## YOUR TASK
Work through the data line by line, gathering every line that has the word "metros".

## INPUT RECORDS
============

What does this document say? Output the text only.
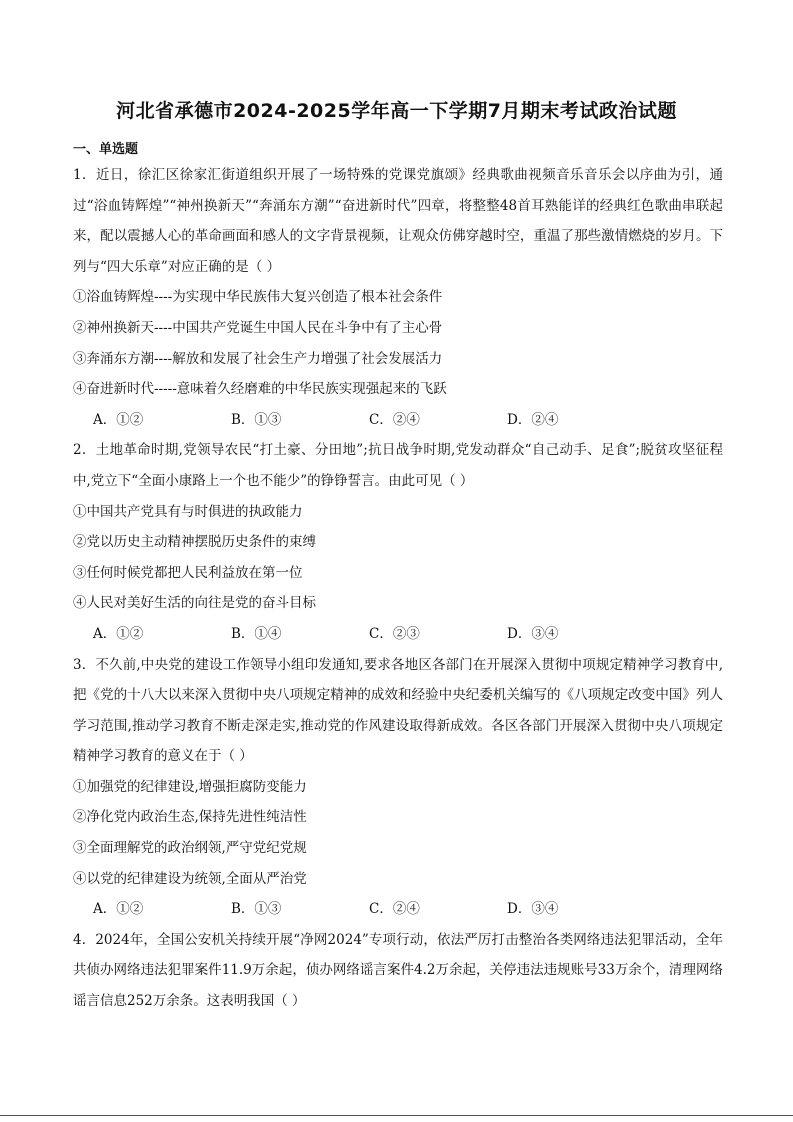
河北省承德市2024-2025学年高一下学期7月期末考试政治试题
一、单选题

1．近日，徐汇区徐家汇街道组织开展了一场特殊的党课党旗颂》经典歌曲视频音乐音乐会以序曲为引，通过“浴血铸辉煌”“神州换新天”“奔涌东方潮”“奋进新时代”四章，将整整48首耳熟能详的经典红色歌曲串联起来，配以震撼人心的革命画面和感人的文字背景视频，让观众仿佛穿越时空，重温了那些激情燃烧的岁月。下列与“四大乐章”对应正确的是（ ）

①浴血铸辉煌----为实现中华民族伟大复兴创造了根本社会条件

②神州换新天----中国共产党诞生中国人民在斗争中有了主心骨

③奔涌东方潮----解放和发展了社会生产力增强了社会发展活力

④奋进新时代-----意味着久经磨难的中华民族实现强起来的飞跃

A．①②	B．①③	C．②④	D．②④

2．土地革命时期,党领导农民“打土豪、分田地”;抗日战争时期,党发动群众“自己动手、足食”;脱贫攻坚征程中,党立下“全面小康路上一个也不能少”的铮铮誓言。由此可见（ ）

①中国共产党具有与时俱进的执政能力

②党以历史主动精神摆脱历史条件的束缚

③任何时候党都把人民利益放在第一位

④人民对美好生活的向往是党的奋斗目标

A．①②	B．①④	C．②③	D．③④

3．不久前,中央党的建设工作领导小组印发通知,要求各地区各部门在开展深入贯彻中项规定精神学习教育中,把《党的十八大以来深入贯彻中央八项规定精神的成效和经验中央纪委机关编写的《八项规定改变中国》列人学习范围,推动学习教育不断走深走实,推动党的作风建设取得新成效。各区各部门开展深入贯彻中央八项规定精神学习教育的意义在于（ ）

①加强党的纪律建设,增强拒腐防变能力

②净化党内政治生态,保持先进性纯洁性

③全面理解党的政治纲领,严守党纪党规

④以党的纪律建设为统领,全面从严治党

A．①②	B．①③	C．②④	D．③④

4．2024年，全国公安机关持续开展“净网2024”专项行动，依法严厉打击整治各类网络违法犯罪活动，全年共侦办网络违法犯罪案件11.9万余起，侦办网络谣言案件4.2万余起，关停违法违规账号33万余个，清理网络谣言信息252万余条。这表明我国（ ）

============

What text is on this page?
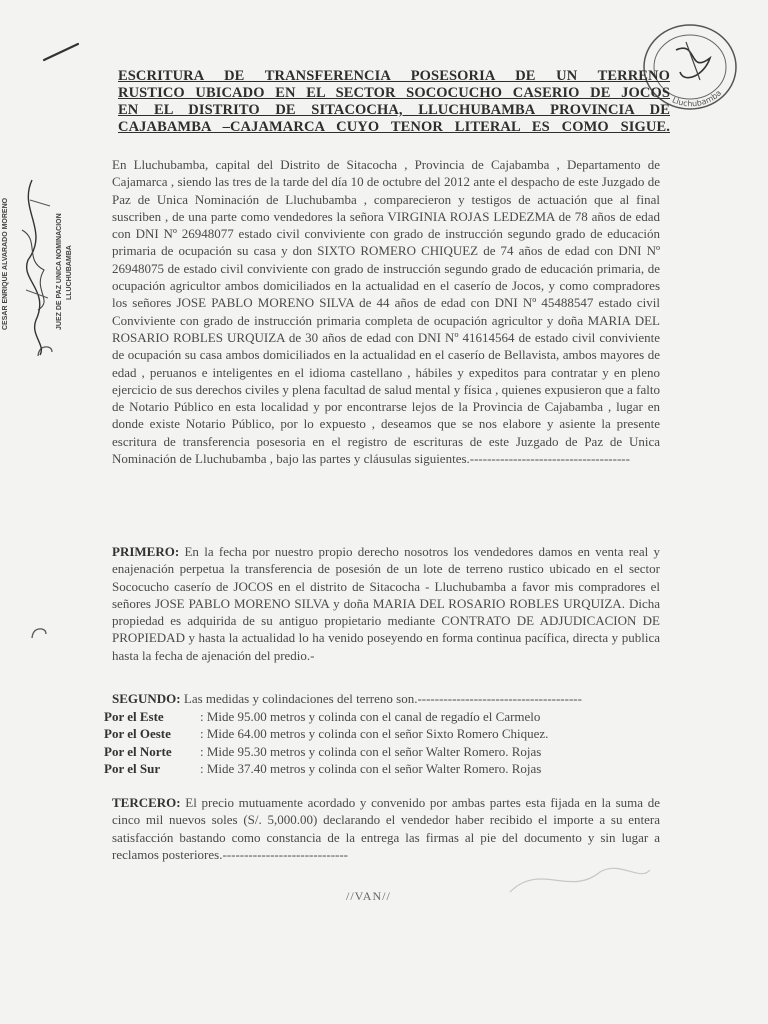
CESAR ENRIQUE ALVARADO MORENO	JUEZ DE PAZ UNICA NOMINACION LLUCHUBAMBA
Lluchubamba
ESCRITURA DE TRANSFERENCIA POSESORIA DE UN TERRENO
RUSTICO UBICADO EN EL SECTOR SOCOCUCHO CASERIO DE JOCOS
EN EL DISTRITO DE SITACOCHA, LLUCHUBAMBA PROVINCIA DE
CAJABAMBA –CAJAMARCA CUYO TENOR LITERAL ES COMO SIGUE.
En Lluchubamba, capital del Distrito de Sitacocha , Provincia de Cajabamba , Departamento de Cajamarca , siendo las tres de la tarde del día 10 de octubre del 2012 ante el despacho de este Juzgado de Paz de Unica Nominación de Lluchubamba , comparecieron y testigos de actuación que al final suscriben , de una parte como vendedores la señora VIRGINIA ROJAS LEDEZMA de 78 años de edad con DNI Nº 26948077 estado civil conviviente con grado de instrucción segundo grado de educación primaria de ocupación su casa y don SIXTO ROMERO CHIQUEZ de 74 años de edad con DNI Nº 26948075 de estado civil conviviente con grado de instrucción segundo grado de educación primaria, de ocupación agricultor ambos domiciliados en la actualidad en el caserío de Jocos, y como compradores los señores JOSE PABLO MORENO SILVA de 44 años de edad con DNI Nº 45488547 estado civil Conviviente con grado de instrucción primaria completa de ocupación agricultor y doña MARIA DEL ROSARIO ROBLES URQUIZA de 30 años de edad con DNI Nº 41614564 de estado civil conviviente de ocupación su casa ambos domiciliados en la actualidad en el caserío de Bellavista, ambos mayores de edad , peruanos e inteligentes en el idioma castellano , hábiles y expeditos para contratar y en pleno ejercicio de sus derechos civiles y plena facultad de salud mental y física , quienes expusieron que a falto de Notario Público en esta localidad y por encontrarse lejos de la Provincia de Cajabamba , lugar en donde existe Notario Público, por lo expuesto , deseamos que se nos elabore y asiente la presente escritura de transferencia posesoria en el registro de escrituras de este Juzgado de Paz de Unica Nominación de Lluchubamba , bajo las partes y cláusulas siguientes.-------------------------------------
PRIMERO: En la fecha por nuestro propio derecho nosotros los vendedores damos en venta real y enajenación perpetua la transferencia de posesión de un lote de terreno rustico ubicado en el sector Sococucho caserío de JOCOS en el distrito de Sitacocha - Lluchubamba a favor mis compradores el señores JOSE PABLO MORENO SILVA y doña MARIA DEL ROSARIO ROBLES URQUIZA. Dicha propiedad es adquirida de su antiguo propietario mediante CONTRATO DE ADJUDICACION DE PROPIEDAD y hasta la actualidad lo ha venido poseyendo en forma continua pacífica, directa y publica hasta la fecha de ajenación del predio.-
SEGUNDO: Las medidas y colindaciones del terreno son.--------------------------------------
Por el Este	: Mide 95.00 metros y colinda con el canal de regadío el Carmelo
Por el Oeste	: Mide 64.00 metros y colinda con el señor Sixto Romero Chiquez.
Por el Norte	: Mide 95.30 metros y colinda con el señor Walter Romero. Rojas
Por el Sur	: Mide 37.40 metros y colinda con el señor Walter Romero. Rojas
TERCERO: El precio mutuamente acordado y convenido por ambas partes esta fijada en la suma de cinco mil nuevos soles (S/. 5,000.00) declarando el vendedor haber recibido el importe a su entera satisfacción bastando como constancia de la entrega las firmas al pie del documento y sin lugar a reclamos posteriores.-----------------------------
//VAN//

============

## SOLVED EXERCISE
Por el Este	: Mide 95.00 metros y colinda con el canal de regadío el Carmelo
Por el Oeste	: Mide 64.00 metros y colinda con el señor Sixto Romero Chiquez.
Por el Norte	: Mide 95.30 metros y colinda con el señor Walter Romero. Rojas
Por el Sur	: Mide 37.40 metros y colinda con el señor Walter Romero. Rojas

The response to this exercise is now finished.